Your objective:
Go through the listing and copy each line with the string "Hvis".

○ ○ ○ ○ ○

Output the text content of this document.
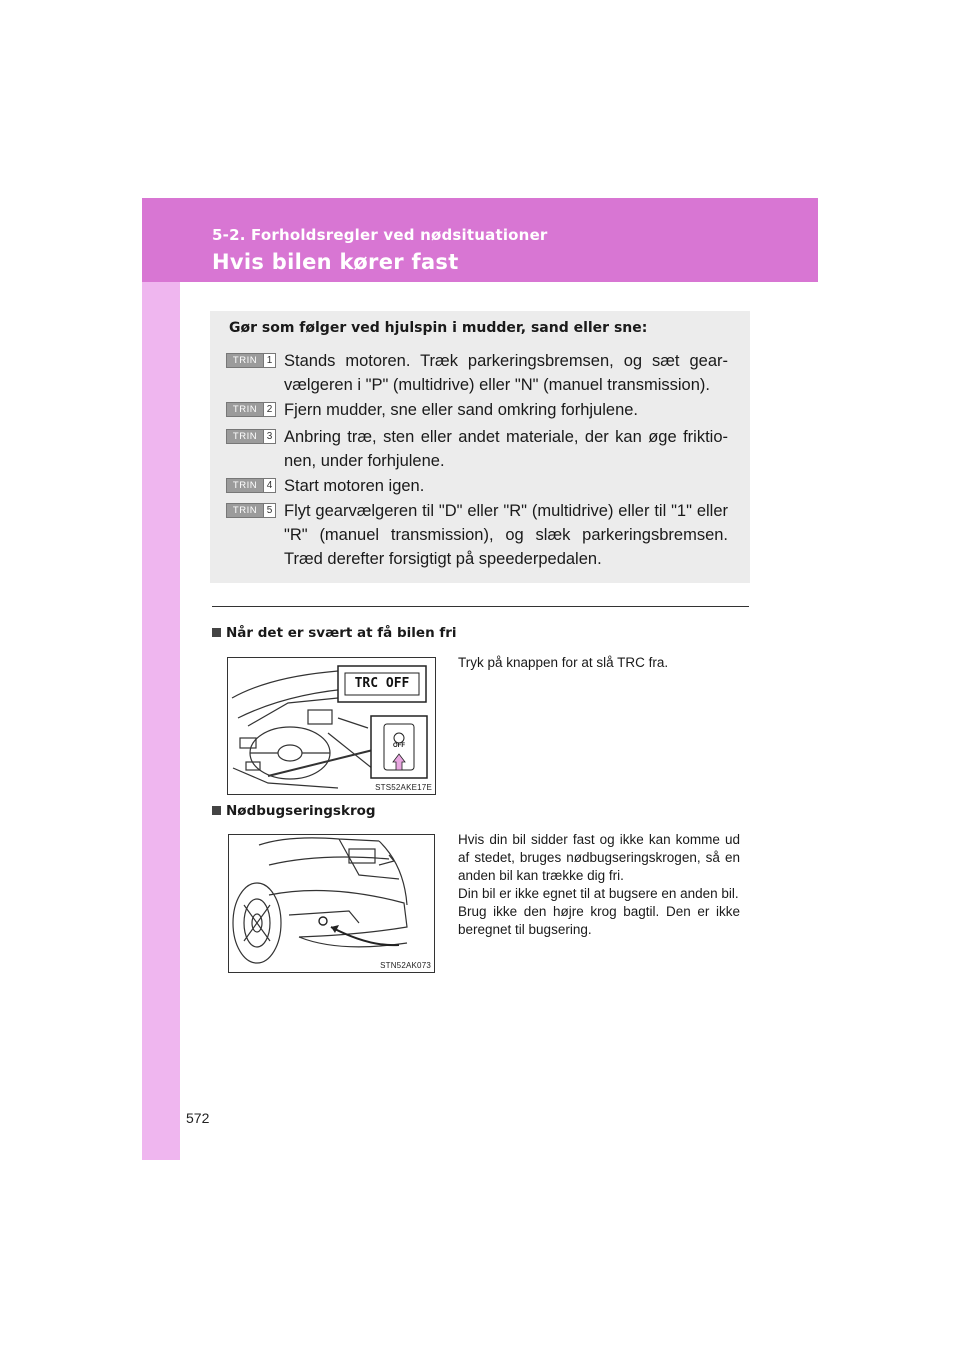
5-2. Forholdsregler ved nødsituationer
Hvis bilen kører fast
Gør som følger ved hjulspin i mudder, sand eller sne:
TRIN 1 Stands motoren. Træk parkeringsbremsen, og sæt gearvælgeren i "P" (multidrive) eller "N" (manuel transmission).
TRIN 2 Fjern mudder, sne eller sand omkring forhjulene.
TRIN 3 Anbring træ, sten eller andet materiale, der kan øge friktionen, under forhjulene.
TRIN 4 Start motoren igen.
TRIN 5 Flyt gearvælgeren til "D" eller "R" (multidrive) eller til "1" eller "R" (manuel transmission), og slæk parkeringsbremsen. Træd derefter forsigtigt på speederpedalen.
Når det er svært at få bilen fri
TRC OFF
OFF
STS52AKE17E
Tryk på knappen for at slå TRC fra.
Nødbugseringskrog
STN52AK073
Hvis din bil sidder fast og ikke kan komme ud af stedet, bruges nødbugseringskrogen, så en anden bil kan trække dig fri.
Din bil er ikke egnet til at bugsere en anden bil.
Brug ikke den højre krog bagtil. Den er ikke beregnet til bugsering.
572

○ ○ ○ ○ ○

Response below:
Hvis bilen kører fast
Hvis din bil sidder fast og ikke kan komme ud af stedet, bruges nødbugseringskrogen, så en anden bil kan trække dig fri.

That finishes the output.